= Excerpt provided =
________________________________________

Growth hacking Facebook ads
Growth hacking Facebook ads sends engagement skyrocketing and there are many ways to optimise paid ads to drive brand awareness and sales.
With an astonishing 1.66 billion users using the site every single day, Facebook should be playing a significant role in just about every brand’s marketing strategy – and piquing the interest of every marketer interested in growth hacking. Sheer access to customers is part of what has made the platform a marketer’s favourite, with 89% currently using it for their brand marketing efforts.
But, for all the attention the social media colossus is enjoying, the platform is starting to look awfully crowded; filled to the brim with talented marketers jostling for engagement. In this precarious environment, only the very best ads can survive and thrive.
So, to help supercharge your next Facebook campaign, we’ve put together three of our best practices for growth hacking ads and guaranteeing your brand is noticed on the news feed.
Keep copy limited
The temptation is real, because, while you want to talk about all brilliant things you’re up to, one of the biggest mistakes a brand can make is writing ad copy that is too ‘wordy’. After all, in our digital world attention spans just keep shrinking – and your message needs to match.
Facebook is well aware that capturing our imagination is hard, so its ad format mirrors this, only allowing for a certain number of characters in each section. It’s enormously important to think carefully about the length of your copy to ensure maximum engagement.
As a rule, brands should be aiming to keep to keep their headlines to five words, which, as the average length for the last four years, according to a 2018 survey by AdEspresso, has been consistently effective. A five-word headline that neatly summarises the aim of the ad generally tends to sit all on one line, resulting in a well-kept feel.
When it comes to the ad text, a length of 20 words and below tends to be the sweet spot: The same AdEspresso survey has found that 19 words is now the average length of ad text (up from 14 in 2018). This section should be a simple, on-point and easy-to-understand description of the product or service which effectively holds the reader’s interest.

________________________________________

= Dataset excerpt =
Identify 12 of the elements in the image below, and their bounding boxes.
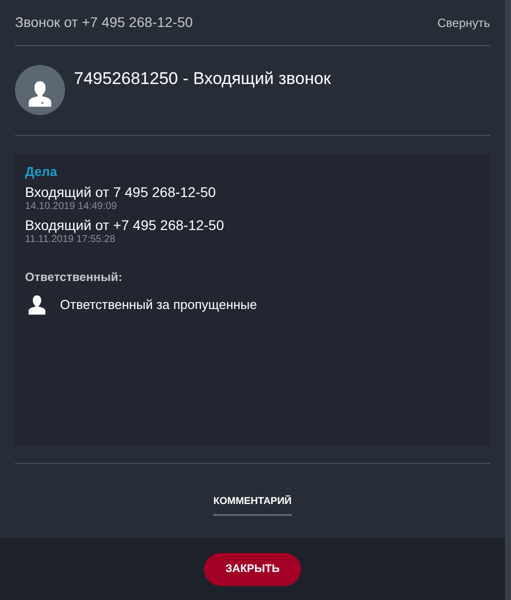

________________________________________

= Your objective =
Rewrite the stretch of the growth hacking Facebook ads article from "With an astonishing" through "the news feed.", substituting "network" for "platform".

= Result below =
With an astonishing 1.66 billion users using the site every single day, Facebook should be playing a significant role in just about every brand’s marketing strategy – and piquing the interest of every marketer interested in growth hacking. Sheer access to customers is part of what has made the network a marketer’s favourite, with 89% currently using it for their brand marketing efforts.
But, for all the attention the social media colossus is enjoying, the network is starting to look awfully crowded; filled to the brim with talented marketers jostling for engagement. In this precarious environment, only the very best ads can survive and thrive.
So, to help supercharge your next Facebook campaign, we’ve put together three of our best practices for growth hacking ads and guaranteeing your brand is noticed on the news feed.